## Supplied information
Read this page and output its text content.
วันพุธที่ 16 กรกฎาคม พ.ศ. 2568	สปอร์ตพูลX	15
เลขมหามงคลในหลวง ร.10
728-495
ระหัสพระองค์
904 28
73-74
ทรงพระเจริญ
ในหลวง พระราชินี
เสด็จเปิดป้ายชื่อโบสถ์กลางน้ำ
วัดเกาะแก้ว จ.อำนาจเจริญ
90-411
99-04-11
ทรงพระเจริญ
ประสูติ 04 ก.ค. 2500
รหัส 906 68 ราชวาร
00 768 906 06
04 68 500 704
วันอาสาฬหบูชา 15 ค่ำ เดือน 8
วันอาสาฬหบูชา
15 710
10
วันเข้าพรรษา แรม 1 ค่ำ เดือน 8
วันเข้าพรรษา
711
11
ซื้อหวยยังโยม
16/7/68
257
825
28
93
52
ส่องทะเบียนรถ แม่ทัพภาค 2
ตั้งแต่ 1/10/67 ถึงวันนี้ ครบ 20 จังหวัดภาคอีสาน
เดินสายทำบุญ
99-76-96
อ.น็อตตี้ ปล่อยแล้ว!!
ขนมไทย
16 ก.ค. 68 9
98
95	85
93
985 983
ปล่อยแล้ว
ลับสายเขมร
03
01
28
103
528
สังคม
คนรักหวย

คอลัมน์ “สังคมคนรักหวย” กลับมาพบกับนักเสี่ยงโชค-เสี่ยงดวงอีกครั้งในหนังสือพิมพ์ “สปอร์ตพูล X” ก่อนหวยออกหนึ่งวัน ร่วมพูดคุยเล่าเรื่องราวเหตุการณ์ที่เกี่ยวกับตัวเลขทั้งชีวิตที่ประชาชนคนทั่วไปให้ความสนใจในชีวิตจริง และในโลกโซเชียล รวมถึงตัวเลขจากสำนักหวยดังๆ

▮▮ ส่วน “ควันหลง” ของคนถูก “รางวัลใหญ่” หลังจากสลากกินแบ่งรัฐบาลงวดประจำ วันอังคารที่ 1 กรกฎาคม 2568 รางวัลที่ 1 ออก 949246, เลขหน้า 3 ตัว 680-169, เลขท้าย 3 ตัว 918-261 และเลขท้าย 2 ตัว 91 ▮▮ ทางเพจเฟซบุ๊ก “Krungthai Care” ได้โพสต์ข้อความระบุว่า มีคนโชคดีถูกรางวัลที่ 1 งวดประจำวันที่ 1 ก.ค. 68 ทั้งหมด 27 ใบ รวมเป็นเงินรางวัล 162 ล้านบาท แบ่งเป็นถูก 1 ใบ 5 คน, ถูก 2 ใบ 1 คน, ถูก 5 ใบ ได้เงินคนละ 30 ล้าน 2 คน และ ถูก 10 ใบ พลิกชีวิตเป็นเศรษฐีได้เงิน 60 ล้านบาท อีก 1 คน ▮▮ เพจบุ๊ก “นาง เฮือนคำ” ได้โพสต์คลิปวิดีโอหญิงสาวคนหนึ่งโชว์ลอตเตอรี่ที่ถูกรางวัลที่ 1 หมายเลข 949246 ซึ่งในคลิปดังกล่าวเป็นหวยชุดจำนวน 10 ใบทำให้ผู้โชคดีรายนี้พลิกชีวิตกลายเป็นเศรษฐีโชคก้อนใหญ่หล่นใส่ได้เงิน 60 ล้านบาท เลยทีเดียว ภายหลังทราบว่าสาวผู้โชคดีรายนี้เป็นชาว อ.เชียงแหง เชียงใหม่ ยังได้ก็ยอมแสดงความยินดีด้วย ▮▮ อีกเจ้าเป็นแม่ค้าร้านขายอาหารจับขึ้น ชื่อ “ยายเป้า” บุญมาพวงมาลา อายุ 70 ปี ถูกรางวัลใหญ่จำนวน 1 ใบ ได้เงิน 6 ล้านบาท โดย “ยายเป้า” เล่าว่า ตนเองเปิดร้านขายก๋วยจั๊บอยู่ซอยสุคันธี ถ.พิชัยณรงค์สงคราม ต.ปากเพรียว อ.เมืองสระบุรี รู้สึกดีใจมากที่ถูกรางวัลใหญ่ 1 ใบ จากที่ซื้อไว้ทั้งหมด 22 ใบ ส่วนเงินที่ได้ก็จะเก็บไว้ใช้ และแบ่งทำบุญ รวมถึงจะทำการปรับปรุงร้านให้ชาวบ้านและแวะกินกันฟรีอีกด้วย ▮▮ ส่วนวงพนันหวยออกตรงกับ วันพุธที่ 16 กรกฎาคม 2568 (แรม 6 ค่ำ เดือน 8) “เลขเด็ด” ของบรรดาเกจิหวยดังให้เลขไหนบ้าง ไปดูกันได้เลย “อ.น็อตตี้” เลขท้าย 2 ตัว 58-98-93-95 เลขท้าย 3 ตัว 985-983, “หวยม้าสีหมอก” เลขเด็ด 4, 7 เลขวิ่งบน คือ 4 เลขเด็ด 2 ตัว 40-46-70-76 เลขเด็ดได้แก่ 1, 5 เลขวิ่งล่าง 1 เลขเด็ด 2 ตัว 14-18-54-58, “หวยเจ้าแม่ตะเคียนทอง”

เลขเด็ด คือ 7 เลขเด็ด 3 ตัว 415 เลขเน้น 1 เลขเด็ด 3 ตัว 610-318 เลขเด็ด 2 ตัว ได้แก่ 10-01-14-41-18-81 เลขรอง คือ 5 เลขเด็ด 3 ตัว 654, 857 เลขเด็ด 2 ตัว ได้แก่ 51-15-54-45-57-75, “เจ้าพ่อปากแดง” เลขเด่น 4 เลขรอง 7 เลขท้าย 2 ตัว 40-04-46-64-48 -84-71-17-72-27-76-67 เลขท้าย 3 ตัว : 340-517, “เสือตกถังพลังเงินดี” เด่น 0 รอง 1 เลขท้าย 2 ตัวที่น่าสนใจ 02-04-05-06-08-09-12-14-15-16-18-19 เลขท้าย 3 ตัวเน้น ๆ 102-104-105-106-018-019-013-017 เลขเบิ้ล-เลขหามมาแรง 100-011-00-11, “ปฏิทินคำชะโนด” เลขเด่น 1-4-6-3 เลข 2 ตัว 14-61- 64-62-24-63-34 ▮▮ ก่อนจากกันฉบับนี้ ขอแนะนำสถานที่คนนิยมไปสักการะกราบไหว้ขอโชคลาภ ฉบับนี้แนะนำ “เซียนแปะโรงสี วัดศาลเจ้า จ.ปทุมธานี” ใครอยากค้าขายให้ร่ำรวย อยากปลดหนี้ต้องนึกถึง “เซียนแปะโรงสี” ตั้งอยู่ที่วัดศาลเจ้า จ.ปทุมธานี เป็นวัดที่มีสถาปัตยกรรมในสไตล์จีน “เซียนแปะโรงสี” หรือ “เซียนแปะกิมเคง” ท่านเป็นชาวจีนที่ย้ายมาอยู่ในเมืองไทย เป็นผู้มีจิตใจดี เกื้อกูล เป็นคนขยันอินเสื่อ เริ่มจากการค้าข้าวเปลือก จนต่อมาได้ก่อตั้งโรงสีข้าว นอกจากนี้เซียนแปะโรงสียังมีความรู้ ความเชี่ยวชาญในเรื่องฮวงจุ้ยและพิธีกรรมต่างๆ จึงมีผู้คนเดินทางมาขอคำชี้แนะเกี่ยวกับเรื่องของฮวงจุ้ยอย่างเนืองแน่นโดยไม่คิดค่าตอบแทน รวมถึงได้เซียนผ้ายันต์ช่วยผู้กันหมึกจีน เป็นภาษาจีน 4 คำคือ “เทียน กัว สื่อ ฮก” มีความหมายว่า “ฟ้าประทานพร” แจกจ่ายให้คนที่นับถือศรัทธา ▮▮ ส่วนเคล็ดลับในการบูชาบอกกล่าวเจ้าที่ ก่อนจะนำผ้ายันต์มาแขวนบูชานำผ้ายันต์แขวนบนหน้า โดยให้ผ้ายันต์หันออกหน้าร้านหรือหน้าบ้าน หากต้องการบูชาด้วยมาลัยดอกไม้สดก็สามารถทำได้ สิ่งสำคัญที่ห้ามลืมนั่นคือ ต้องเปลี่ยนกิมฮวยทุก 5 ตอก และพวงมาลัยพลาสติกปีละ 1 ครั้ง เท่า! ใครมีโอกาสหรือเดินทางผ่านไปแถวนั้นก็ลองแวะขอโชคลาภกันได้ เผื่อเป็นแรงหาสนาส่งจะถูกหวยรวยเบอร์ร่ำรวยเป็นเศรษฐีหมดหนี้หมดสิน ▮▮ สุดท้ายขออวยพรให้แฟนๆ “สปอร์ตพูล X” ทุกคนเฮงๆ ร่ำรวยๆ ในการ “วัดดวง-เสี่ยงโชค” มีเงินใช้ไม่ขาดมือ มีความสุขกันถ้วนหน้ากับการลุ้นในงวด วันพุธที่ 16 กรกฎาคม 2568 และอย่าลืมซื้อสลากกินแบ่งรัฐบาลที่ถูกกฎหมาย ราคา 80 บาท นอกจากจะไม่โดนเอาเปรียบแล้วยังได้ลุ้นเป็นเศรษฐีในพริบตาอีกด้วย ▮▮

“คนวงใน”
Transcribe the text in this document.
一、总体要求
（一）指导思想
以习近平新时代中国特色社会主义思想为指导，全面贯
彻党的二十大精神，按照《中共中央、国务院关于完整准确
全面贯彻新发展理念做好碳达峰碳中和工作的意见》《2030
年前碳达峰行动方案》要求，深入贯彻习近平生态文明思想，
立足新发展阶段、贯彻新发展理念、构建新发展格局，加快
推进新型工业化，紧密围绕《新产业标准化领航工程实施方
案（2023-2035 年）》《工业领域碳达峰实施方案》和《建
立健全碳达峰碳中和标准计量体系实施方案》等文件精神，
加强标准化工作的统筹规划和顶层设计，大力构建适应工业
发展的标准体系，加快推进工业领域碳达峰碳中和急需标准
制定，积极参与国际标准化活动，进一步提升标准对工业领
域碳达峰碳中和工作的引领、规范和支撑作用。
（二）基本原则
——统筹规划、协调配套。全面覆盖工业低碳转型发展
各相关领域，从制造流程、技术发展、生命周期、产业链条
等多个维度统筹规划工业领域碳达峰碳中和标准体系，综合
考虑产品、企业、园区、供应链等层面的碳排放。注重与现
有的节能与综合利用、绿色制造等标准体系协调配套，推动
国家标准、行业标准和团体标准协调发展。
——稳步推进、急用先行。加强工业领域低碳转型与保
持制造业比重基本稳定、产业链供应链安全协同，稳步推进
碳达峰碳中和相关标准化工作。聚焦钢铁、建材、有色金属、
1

## What you have to do
Every line from the one containing "Transcribe the text in this document." through the last line must be copied exactly; leave out the rest.

## Written response
Transcribe the text in this document.
一、总体要求
（一）指导思想
以习近平新时代中国特色社会主义思想为指导，全面贯
彻党的二十大精神，按照《中共中央、国务院关于完整准确
全面贯彻新发展理念做好碳达峰碳中和工作的意见》《2030
年前碳达峰行动方案》要求，深入贯彻习近平生态文明思想，
立足新发展阶段、贯彻新发展理念、构建新发展格局，加快
推进新型工业化，紧密围绕《新产业标准化领航工程实施方
案（2023-2035 年）》《工业领域碳达峰实施方案》和《建
立健全碳达峰碳中和标准计量体系实施方案》等文件精神，
加强标准化工作的统筹规划和顶层设计，大力构建适应工业
发展的标准体系，加快推进工业领域碳达峰碳中和急需标准
制定，积极参与国际标准化活动，进一步提升标准对工业领
域碳达峰碳中和工作的引领、规范和支撑作用。
（二）基本原则
——统筹规划、协调配套。全面覆盖工业低碳转型发展
各相关领域，从制造流程、技术发展、生命周期、产业链条
等多个维度统筹规划工业领域碳达峰碳中和标准体系，综合
考虑产品、企业、园区、供应链等层面的碳排放。注重与现
有的节能与综合利用、绿色制造等标准体系协调配套，推动
国家标准、行业标准和团体标准协调发展。
——稳步推进、急用先行。加强工业领域低碳转型与保
持制造业比重基本稳定、产业链供应链安全协同，稳步推进
碳达峰碳中和相关标准化工作。聚焦钢铁、建材、有色金属、
1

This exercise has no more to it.